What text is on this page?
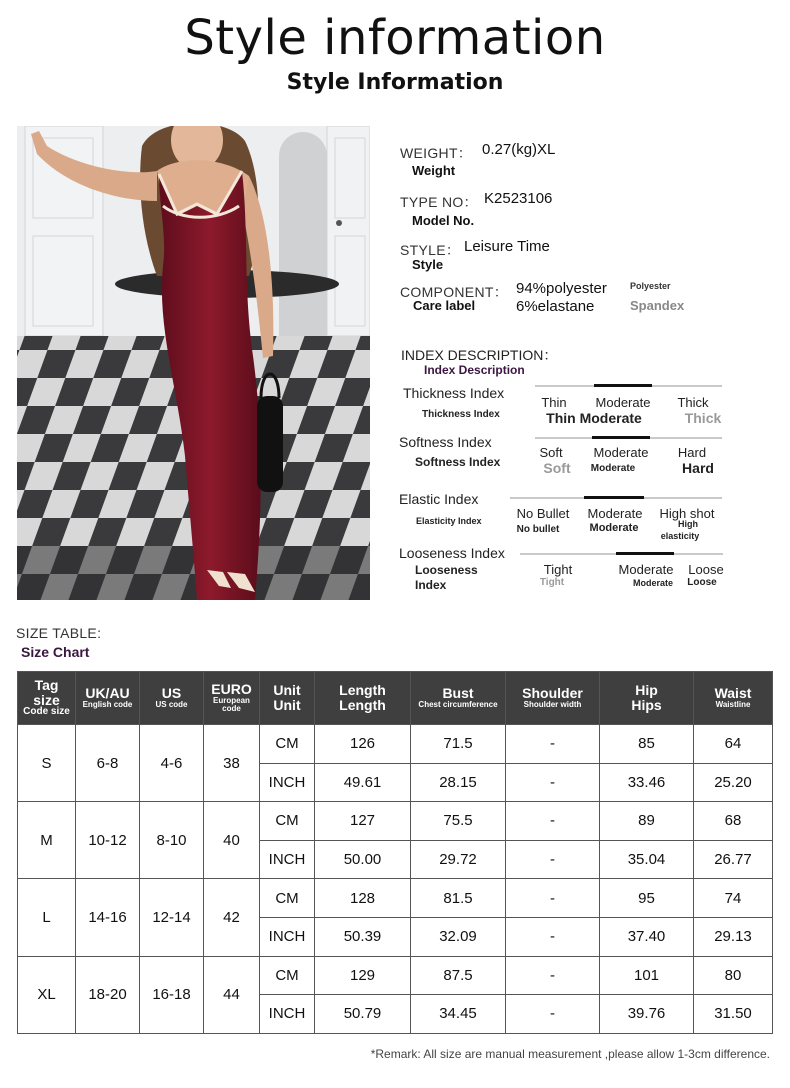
Style information
Style Information
WEIGHT： 0.27(kg)XL
Weight
TYPE NO： K2523106
Model No.
STYLE： Leisure Time
Style
COMPONENT： 94%polyester
6%elastane
Care label
Polyester
Spandex
INDEX DESCRIPTION：
Index Description
Thickness Index
Thickness Index
Thin	Moderate	Thick
Thin Moderate	Thick
Softness Index
Softness Index
Soft	Moderate	Hard
Soft	Moderate	Hard
Elastic Index
Elasticity Index	No Bullet	Moderate	High shot
No bullet	Moderate	High
elasticity
Looseness Index
Looseness
Index
Tight	Moderate	Loose
Tight	Moderate	Loose
SIZE TABLE:
Size Chart
Tag size
Code size	UK/AU
English code	US
US code	EURO
European code	Unit
Unit	Length
Length	Bust
Chest circumference	Shoulder
Shoulder width	Hip
Hips	Waist
Waistline

S	6-8	4-6	38	CM	126	71.5	-	85	64
				INCH	49.61	28.15	-	33.46	25.20
M	10-12	8-10	40	CM	127	75.5	-	89	68
				INCH	50.00	29.72	-	35.04	26.77
L	14-16	12-14	42	CM	128	81.5	-	95	74
				INCH	50.39	32.09	-	37.40	29.13
XL	18-20	16-18	44	CM	129	87.5	-	101	80
				INCH	50.79	34.45	-	39.76	31.50
*Remark: All size are manual measurement ,please allow 1-3cm difference.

◆ ◆ ◆

Work out the number of lines in this listing that include the word "Thin". Reply with that number only.

_CORRECT ANSWER_: 2